■ DATA SECTION:
-- START --
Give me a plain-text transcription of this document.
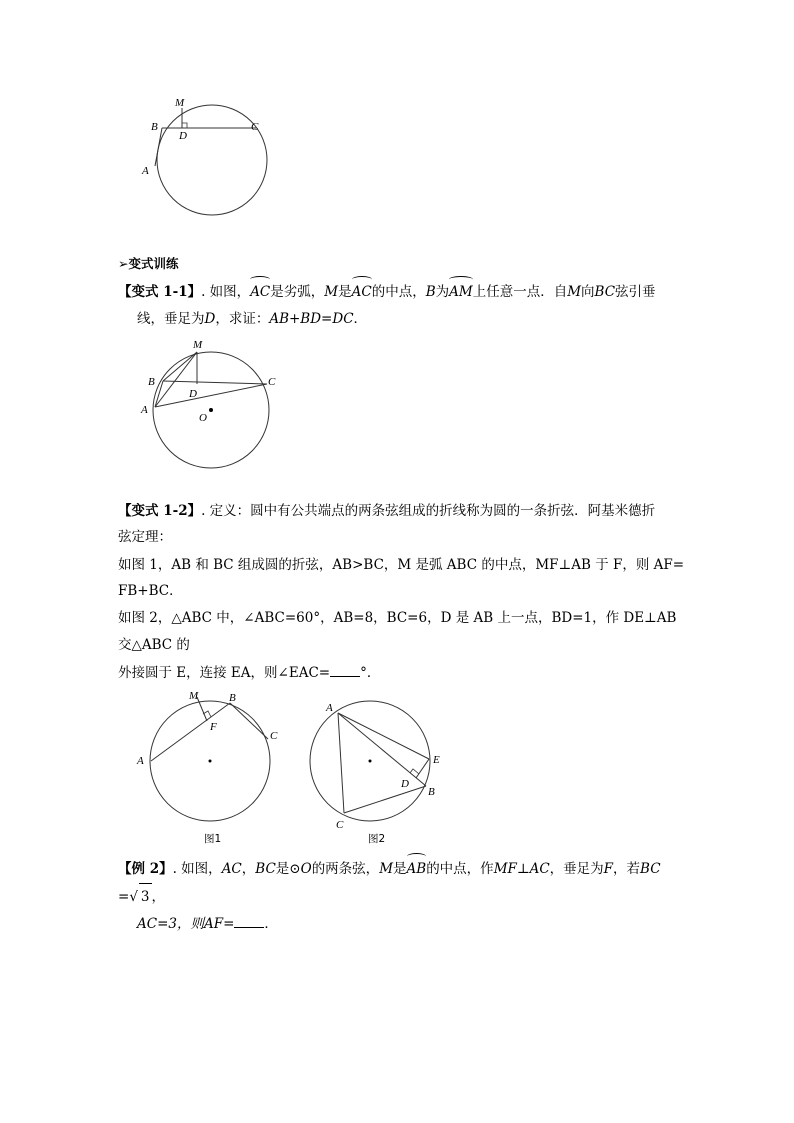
M
B
D
C
A
➢变式训练
【变式 1-1】. 如图，AC是劣弧，M是AC的中点，B为AM上任意一点．自M向BC弦引垂
线，垂足为D，求证：AB+BD=DC．
M
B
D
C
A
O
【变式 1-2】. 定义：圆中有公共端点的两条弦组成的折线称为圆的一条折弦．阿基米德折
弦定理：
如图 1，AB 和 BC 组成圆的折弦，AB>BC，M 是弧 ABC 的中点，MF⊥AB 于 F，则 AF=
FB+BC．
如图 2，△ABC 中，∠ABC=60°，AB=8，BC=6，D 是 AB 上一点，BD=1，作 DE⊥AB
交△ABC 的
外接圆于 E，连接 EA，则∠EAC= °．
M	B
F
C
A
图1
A
E
D
B
C
图2
【例 2】. 如图，AC，BC是⊙O的两条弦，M是AB的中点，作MF⊥AC，垂足为F，若BC
=√ 3 ，
AC=3，则AF= ．
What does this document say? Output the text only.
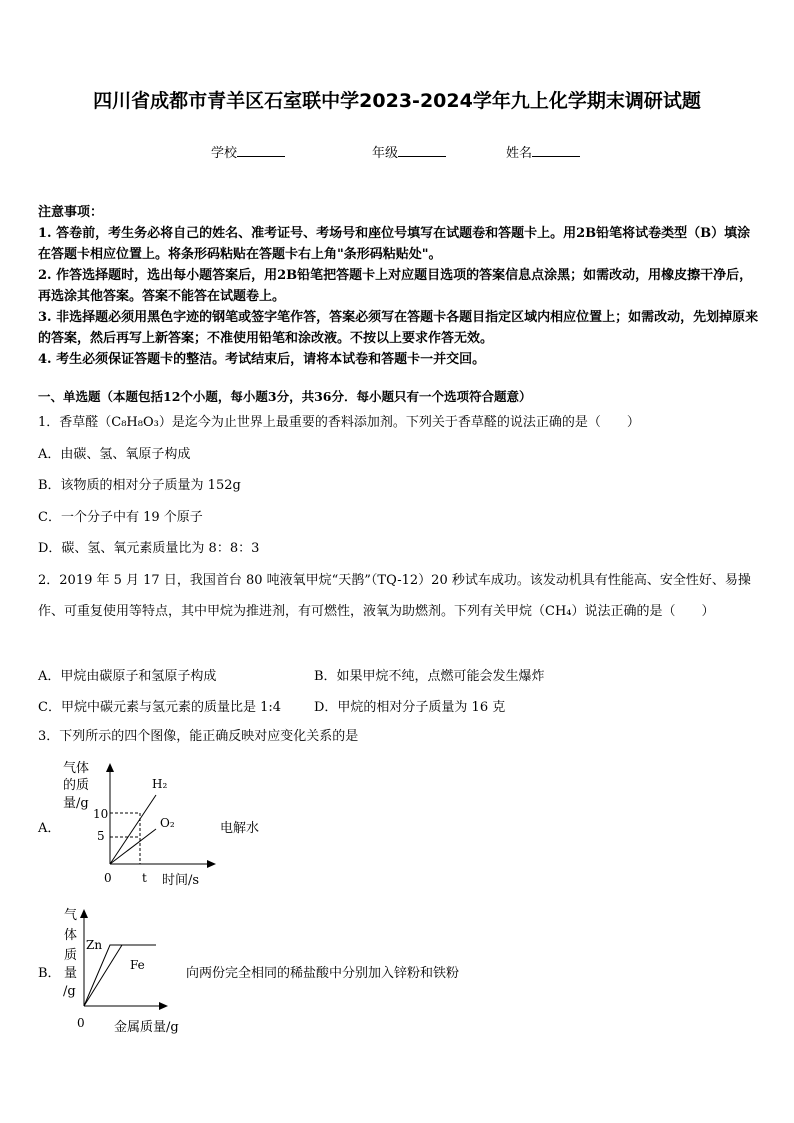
四川省成都市青羊区石室联中学2023-2024学年九上化学期末调研试题
学校	年级	姓名
注意事项：
1. 答卷前，考生务必将自己的姓名、准考证号、考场号和座位号填写在试题卷和答题卡上。用2B铅笔将试卷类型（B）填涂在答题卡相应位置上。将条形码粘贴在答题卡右上角"条形码粘贴处"。
2. 作答选择题时，选出每小题答案后，用2B铅笔把答题卡上对应题目选项的答案信息点涂黑；如需改动，用橡皮擦干净后，再选涂其他答案。答案不能答在试题卷上。
3. 非选择题必须用黑色字迹的钢笔或签字笔作答，答案必须写在答题卡各题目指定区域内相应位置上；如需改动，先划掉原来的答案，然后再写上新答案；不准使用铅笔和涂改液。不按以上要求作答无效。
4. 考生必须保证答题卡的整洁。考试结束后，请将本试卷和答题卡一并交回。
一、单选题（本题包括12个小题，每小题3分，共36分．每小题只有一个选项符合题意）
1．香草醛（C₈H₈O₃）是迄今为止世界上最重要的香料添加剂。下列关于香草醛的说法正确的是（　　）
A．由碳、氢、氧原子构成
B．该物质的相对分子质量为 152g
C．一个分子中有 19 个原子
D．碳、氢、氧元素质量比为 8：8：3
2．2019 年 5 月 17 日，我国首台 80 吨液氧甲烷“天鹊”（TQ-12）20 秒试车成功。该发动机具有性能高、安全性好、易操作、可重复使用等特点，其中甲烷为推进剂，有可燃性，液氧为助燃剂。下列有关甲烷（CH₄）说法正确的是（　　）
A．甲烷由碳原子和氢原子构成	B．如果甲烷不纯，点燃可能会发生爆炸
C．甲烷中碳元素与氢元素的质量比是 1:4	D．甲烷的相对分子质量为 16 克
3．下列所示的四个图像，能正确反映对应变化关系的是
A．
气体
的质
量/g
10
5
H₂
O₂
0	t 时间/s
电解水
B．
气
体
质
量
/g
Zn
Fe
0 金属质量/g
向两份完全相同的稀盐酸中分别加入锌粉和铁粉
-- END --
■ PROMPT: Look through the entries above and report each line where the string "如需改动" occurs.

■ EXERCISE RESPONSE:
2. 作答选择题时，选出每小题答案后，用2B铅笔把答题卡上对应题目选项的答案信息点涂黑；如需改动，用橡皮擦干净后，再选涂其他答案。答案不能答在试题卷上。
3. 非选择题必须用黑色字迹的钢笔或签字笔作答，答案必须写在答题卡各题目指定区域内相应位置上；如需改动，先划掉原来的答案，然后再写上新答案；不准使用铅笔和涂改液。不按以上要求作答无效。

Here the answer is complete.